- _GOAL_
Among the lines below, count those containing the word "изкуство". Give the number only.

- _RECORDED INFORMATION_

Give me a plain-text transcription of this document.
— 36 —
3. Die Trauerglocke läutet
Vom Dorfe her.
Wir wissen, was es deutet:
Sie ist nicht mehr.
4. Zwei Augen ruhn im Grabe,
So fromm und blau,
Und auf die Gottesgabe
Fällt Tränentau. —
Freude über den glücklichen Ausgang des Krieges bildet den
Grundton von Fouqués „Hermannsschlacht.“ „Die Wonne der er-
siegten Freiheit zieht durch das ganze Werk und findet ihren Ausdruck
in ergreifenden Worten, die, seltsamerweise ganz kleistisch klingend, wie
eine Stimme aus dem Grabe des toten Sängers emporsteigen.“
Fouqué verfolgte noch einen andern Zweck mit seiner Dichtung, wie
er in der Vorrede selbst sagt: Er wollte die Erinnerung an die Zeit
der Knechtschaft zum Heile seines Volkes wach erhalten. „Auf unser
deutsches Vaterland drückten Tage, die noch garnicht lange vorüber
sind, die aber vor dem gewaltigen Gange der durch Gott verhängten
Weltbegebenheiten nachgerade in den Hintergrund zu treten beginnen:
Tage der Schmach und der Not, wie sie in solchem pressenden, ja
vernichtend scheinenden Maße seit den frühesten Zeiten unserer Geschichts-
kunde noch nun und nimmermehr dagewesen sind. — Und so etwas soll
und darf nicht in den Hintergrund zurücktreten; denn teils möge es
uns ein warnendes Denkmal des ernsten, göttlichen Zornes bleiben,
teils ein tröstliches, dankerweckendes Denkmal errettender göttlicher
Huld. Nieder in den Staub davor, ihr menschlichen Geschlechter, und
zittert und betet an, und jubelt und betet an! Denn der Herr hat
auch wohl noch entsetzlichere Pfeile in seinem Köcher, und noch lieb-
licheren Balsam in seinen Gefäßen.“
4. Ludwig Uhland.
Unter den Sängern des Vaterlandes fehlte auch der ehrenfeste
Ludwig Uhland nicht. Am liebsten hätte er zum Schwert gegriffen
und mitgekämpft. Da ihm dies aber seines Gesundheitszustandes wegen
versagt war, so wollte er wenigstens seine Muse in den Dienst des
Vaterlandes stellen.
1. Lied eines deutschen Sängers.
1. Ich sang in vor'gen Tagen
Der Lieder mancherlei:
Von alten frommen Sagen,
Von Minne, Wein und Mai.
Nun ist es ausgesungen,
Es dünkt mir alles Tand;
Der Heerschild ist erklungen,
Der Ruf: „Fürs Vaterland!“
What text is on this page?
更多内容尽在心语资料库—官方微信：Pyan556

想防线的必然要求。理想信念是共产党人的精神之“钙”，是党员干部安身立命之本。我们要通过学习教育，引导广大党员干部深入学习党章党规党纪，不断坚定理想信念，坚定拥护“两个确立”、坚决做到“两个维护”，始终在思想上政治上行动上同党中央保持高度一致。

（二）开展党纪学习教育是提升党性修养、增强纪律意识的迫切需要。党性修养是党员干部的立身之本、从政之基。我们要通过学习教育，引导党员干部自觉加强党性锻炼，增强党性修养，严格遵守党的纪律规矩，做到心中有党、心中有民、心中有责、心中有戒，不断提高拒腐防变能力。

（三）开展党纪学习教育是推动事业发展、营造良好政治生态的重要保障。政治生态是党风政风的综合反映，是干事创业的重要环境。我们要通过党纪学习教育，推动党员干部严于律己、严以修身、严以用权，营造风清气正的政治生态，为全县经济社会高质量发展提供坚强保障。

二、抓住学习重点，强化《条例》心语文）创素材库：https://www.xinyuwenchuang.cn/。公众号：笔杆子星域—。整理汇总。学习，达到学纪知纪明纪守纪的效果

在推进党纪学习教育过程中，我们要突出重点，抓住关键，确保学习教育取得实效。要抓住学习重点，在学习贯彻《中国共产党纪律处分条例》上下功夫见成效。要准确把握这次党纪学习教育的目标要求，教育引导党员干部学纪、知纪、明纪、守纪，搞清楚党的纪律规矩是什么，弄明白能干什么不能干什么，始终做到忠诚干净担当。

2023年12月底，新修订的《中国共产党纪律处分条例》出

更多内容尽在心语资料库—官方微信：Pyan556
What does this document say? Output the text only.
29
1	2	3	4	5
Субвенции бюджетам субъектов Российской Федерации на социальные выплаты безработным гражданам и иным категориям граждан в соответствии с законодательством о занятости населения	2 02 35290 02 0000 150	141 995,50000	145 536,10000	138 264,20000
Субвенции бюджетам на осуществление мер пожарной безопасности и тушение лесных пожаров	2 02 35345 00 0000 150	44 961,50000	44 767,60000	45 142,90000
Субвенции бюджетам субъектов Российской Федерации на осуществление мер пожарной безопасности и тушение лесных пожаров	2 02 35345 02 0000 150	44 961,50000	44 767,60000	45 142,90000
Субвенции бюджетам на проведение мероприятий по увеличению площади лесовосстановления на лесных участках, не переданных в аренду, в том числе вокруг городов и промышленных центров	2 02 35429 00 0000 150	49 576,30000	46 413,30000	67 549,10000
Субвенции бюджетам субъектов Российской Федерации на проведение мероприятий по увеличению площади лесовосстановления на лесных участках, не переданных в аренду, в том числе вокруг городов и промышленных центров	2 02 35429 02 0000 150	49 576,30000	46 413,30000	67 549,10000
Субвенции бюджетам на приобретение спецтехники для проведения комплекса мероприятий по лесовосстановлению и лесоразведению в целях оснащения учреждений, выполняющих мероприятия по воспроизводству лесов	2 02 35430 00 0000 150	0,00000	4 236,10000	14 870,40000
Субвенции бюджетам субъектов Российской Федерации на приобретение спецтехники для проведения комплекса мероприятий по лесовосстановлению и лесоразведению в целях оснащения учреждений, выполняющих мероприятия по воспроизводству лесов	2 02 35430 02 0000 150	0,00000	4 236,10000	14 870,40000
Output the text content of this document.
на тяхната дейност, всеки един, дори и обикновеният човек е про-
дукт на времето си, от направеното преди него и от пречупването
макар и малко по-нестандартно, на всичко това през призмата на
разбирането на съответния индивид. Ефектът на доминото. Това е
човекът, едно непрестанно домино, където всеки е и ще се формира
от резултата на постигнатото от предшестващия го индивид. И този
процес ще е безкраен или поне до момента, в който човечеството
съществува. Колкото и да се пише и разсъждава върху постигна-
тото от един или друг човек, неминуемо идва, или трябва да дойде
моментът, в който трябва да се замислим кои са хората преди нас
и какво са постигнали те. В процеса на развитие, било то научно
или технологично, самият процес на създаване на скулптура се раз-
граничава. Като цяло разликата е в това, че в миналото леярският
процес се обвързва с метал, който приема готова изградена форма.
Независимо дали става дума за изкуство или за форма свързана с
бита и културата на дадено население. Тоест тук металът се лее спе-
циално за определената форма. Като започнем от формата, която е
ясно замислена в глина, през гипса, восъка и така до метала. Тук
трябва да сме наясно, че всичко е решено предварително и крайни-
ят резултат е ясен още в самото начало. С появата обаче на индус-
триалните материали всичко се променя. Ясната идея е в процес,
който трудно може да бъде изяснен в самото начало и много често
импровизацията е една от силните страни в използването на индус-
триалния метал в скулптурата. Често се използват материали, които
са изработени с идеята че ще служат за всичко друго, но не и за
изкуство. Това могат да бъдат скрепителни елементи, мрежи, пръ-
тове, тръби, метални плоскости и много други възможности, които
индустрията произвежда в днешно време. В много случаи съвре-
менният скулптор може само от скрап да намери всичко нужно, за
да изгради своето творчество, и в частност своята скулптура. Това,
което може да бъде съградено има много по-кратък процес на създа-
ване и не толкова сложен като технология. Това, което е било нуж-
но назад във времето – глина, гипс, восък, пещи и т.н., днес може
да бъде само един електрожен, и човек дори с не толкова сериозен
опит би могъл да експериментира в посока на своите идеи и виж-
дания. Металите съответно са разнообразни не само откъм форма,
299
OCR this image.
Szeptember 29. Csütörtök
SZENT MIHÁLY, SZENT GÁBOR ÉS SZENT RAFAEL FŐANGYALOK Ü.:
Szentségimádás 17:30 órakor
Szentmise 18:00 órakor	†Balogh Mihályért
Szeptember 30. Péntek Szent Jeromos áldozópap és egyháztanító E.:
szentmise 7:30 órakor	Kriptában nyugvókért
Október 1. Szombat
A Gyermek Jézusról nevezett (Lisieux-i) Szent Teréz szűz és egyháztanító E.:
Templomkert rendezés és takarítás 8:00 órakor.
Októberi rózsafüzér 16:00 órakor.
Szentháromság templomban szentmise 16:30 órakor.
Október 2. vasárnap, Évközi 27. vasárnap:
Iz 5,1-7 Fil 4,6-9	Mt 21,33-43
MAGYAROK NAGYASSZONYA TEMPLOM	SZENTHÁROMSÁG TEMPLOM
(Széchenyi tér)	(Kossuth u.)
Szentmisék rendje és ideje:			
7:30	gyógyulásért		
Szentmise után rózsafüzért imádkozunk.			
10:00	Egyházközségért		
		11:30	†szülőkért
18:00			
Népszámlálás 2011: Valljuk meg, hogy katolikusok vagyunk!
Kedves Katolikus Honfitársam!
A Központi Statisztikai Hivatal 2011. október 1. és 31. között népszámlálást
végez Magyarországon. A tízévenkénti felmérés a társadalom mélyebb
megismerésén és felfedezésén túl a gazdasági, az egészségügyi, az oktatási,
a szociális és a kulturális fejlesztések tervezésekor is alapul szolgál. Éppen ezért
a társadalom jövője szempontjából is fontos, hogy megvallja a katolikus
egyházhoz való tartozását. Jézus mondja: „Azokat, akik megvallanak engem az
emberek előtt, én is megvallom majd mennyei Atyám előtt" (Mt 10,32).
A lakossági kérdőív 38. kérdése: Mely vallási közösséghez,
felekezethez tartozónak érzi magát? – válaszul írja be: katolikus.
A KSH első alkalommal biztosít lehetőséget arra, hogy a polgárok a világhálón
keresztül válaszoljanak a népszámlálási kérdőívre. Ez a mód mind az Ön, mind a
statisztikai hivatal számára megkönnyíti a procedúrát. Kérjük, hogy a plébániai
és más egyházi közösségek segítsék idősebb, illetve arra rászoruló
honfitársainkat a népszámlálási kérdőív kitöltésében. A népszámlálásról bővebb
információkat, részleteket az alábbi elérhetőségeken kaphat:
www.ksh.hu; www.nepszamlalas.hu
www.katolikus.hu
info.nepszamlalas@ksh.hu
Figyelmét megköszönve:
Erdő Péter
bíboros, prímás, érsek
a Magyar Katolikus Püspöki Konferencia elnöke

- _EXERCISE SOLUTION_
2